[Figure data in JSON]
-----

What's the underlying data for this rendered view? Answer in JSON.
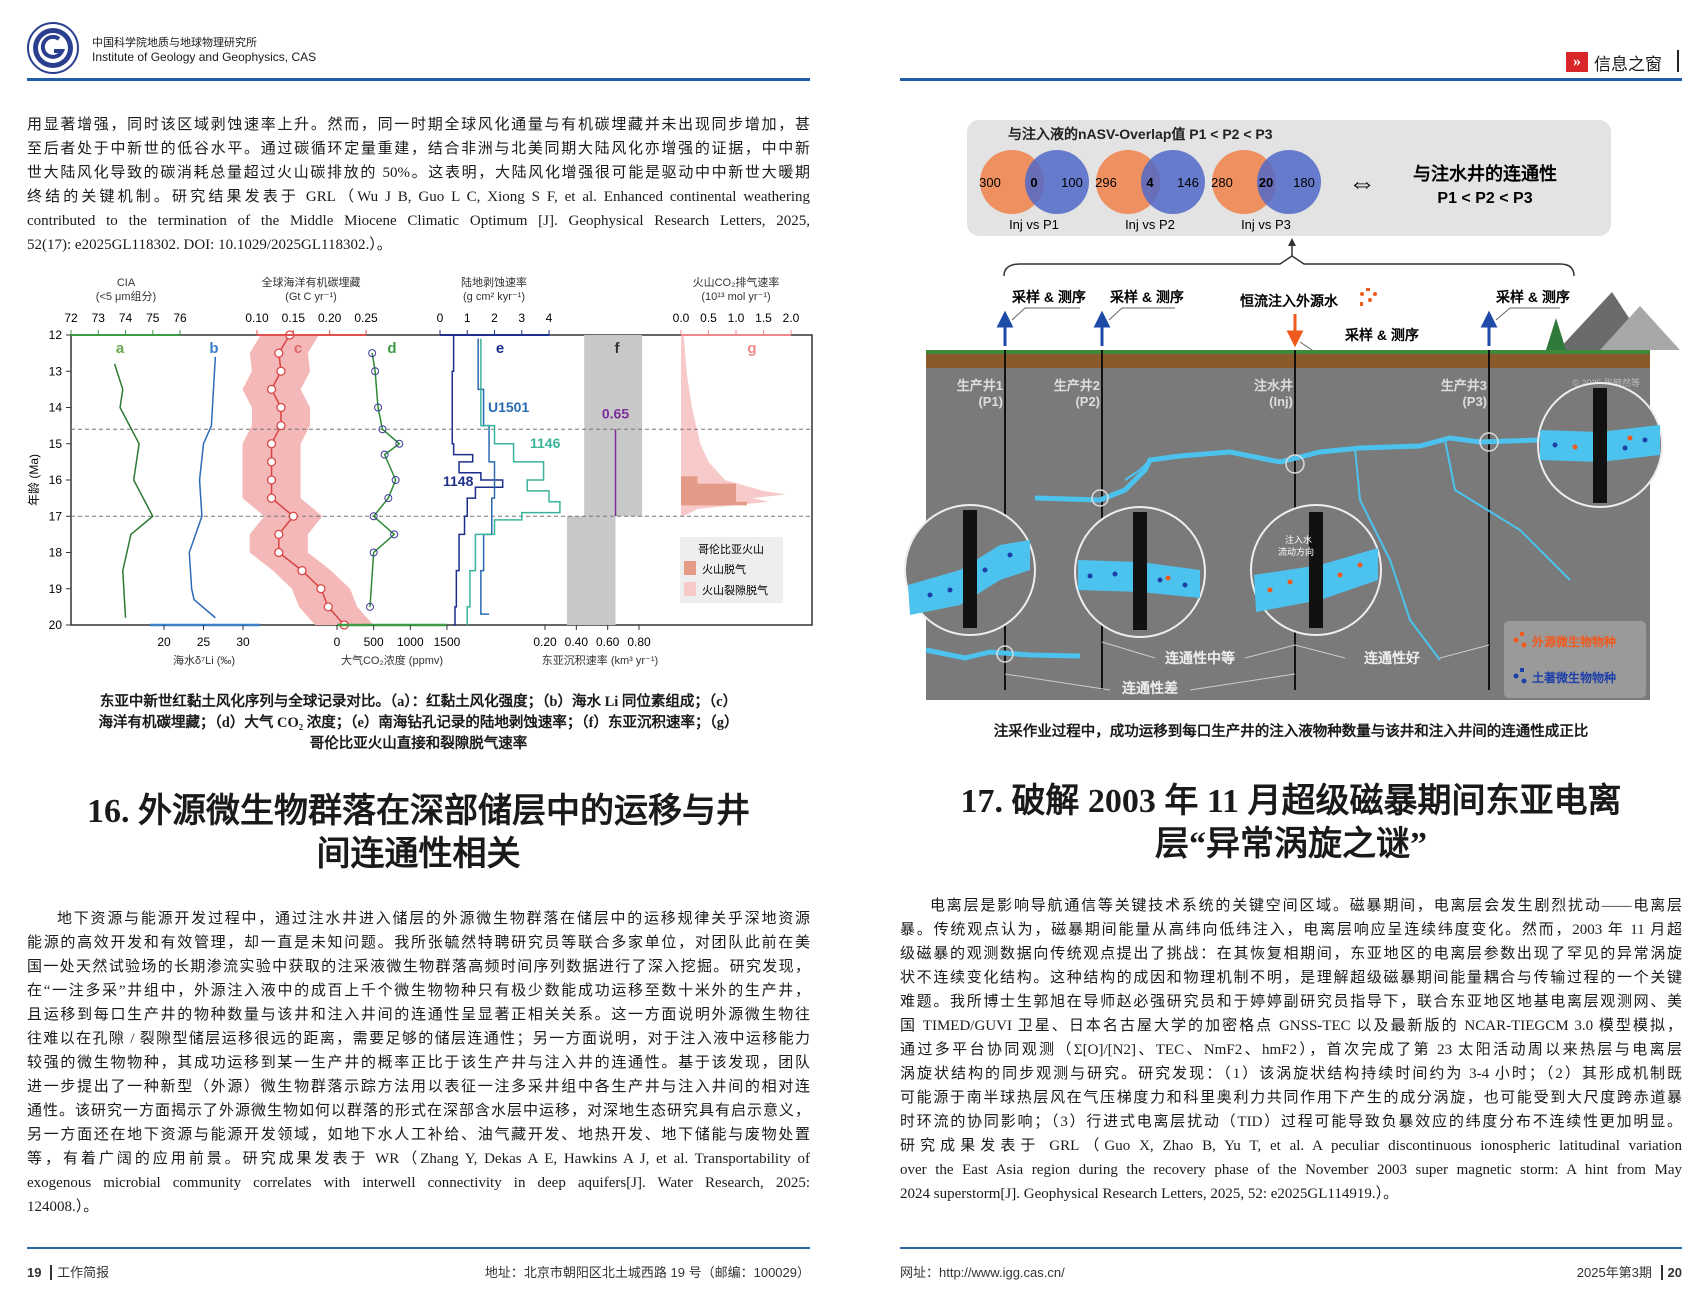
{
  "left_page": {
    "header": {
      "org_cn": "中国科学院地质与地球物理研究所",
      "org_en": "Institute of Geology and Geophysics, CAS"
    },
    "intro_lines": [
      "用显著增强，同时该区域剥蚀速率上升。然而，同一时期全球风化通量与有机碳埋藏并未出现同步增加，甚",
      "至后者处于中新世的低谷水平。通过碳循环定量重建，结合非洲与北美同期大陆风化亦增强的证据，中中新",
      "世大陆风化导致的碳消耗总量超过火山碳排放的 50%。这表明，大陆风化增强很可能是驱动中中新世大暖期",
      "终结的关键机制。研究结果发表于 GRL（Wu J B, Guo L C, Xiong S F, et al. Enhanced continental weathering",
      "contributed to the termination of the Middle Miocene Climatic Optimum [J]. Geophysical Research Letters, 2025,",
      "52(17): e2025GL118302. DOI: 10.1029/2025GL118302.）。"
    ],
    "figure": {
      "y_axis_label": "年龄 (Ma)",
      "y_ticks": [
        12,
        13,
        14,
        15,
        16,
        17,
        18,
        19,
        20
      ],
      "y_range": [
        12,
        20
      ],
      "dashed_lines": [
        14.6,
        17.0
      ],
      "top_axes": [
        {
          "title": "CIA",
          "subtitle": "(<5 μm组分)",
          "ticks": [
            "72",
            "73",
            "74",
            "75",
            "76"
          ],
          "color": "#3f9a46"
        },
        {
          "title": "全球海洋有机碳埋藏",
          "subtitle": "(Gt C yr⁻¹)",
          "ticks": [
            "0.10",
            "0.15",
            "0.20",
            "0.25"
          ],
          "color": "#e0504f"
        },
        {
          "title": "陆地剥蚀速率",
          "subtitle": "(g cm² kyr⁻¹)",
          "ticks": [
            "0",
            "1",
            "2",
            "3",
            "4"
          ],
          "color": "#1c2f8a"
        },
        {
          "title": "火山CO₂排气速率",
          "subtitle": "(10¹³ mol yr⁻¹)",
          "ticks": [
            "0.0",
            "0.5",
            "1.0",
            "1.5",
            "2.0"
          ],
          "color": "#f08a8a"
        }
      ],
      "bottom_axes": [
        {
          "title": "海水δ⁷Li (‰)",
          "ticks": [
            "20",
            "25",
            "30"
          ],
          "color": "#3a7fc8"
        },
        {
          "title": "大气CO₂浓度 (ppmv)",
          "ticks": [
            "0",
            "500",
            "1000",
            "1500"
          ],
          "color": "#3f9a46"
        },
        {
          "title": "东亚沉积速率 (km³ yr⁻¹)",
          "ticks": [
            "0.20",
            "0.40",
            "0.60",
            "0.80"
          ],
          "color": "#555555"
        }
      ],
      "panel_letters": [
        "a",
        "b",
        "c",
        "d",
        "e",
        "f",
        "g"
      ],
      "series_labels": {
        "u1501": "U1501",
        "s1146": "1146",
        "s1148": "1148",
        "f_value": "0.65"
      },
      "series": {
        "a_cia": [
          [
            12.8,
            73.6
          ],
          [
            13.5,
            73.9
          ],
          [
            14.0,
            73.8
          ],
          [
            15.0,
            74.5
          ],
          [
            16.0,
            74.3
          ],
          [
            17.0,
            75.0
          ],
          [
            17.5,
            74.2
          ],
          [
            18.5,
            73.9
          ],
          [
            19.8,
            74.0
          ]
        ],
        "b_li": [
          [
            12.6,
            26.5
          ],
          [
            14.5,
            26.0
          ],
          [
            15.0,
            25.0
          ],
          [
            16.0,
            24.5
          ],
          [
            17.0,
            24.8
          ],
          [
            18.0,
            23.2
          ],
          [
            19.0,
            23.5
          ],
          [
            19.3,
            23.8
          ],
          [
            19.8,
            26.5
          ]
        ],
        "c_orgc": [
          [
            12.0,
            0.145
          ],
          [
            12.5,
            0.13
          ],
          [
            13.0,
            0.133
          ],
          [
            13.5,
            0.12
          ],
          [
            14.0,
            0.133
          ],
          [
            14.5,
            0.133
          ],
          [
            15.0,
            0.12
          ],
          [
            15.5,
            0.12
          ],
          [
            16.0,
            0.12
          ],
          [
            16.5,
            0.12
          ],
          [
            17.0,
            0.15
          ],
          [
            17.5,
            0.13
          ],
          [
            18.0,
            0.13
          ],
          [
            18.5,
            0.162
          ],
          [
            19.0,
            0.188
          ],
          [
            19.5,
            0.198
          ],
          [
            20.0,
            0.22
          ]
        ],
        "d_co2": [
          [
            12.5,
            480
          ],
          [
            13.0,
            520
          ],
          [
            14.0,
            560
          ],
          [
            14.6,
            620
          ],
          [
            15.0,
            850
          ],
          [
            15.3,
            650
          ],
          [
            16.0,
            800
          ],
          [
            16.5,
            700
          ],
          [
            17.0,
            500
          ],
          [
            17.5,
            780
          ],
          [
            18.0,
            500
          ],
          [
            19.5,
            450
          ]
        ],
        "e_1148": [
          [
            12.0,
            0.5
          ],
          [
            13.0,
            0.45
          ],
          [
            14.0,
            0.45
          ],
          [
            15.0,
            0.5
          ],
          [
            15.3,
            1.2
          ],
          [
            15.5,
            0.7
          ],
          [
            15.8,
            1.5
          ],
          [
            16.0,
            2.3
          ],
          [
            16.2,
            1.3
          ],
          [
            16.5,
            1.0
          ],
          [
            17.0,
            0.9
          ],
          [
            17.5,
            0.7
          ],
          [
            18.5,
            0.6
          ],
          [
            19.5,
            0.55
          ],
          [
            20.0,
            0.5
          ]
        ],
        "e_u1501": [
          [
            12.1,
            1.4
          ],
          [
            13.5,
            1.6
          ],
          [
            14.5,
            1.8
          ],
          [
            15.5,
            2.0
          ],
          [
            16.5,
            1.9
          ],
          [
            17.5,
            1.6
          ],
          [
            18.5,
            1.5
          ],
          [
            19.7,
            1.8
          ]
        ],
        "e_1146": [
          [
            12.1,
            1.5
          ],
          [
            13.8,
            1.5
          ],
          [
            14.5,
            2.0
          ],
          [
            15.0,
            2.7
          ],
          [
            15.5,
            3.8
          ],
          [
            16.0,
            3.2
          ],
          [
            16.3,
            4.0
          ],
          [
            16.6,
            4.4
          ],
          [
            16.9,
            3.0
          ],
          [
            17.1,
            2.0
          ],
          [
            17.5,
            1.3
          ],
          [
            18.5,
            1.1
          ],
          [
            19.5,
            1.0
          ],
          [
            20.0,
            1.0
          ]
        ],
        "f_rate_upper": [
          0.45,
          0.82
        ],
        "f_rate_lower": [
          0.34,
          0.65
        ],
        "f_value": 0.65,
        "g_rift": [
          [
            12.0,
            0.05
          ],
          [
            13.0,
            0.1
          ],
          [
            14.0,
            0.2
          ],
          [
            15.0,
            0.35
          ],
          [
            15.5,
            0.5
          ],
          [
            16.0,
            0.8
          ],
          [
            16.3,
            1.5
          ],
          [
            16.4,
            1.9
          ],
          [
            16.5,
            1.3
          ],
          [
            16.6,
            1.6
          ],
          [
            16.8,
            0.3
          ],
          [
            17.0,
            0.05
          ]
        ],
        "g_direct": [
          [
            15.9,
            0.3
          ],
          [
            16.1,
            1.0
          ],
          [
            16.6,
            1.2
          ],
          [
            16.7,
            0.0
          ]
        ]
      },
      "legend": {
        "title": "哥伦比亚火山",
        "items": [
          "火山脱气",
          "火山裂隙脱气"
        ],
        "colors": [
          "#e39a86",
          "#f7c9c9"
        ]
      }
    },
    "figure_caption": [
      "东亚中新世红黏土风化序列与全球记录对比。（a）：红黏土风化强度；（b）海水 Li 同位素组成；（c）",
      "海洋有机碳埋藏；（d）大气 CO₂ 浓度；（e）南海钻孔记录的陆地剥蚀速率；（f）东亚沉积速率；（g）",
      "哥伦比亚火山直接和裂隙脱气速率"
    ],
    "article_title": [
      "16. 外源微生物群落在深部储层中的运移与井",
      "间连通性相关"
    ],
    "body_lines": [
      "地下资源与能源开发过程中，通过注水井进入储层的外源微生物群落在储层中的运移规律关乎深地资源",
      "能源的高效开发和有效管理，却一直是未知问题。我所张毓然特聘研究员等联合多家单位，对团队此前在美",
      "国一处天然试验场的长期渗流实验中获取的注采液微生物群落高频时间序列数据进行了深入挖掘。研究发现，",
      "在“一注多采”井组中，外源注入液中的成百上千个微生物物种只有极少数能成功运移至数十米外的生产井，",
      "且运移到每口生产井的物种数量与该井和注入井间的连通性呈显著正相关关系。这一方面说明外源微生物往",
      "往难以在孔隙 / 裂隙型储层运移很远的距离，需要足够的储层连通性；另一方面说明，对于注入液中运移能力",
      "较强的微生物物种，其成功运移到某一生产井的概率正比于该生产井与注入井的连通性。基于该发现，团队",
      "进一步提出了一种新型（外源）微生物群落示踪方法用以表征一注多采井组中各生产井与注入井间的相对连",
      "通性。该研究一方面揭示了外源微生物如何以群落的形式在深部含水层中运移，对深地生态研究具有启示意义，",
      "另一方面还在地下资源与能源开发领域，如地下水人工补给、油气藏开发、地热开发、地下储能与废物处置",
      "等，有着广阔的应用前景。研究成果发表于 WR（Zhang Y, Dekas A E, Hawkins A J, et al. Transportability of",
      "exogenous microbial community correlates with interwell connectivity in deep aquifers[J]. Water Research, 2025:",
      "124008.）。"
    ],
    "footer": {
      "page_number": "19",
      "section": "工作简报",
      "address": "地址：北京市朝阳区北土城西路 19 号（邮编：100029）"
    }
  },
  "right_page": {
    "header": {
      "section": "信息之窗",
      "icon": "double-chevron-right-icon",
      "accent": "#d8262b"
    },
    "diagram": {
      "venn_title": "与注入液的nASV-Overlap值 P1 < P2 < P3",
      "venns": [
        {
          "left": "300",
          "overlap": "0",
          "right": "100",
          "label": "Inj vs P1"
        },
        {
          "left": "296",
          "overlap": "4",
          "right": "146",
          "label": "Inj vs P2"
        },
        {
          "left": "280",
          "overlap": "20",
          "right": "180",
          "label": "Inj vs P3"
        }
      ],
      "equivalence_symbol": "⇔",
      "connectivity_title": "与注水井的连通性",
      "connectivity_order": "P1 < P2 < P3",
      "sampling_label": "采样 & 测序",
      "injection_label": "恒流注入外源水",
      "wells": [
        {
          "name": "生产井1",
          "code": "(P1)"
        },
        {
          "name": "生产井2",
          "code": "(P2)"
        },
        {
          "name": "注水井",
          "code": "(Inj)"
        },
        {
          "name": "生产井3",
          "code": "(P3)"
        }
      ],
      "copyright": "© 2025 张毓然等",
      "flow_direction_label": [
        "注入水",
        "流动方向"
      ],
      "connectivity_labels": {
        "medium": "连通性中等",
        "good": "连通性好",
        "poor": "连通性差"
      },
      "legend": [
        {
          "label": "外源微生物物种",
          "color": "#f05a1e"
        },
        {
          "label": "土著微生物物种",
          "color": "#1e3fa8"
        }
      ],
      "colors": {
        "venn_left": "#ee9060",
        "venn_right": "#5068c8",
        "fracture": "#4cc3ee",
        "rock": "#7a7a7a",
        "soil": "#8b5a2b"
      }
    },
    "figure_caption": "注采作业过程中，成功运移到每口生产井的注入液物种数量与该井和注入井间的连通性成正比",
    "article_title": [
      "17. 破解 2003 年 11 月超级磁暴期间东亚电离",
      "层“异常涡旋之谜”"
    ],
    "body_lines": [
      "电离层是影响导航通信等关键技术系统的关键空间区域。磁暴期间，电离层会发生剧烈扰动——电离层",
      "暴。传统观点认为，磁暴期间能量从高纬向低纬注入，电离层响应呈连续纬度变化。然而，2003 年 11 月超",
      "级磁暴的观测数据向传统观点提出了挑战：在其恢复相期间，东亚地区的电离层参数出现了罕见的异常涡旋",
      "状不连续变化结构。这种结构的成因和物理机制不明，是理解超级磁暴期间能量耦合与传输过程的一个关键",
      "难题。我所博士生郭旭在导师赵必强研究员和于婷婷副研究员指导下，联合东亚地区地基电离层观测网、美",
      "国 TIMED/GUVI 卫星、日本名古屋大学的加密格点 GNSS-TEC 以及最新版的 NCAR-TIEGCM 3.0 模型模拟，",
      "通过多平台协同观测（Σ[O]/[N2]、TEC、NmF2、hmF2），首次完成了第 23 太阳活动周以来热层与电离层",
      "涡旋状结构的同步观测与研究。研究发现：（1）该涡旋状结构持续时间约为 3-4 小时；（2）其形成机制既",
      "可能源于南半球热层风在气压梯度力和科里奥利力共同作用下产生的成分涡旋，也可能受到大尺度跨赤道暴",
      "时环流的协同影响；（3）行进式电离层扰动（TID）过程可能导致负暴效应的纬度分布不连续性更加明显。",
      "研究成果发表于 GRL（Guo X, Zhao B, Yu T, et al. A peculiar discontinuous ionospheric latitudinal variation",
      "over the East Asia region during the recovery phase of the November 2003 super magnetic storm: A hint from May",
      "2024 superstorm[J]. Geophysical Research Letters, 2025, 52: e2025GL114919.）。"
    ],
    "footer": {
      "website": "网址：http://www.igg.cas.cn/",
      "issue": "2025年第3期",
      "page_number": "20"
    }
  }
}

-----

## Task brief
Copy out every line from the data above that has "subtitle" in it.

## The solution
          "subtitle": "(<5 μm组分)",
          "subtitle": "(Gt C yr⁻¹)",
          "subtitle": "(g cm² kyr⁻¹)",
          "subtitle": "(10¹³ mol yr⁻¹)",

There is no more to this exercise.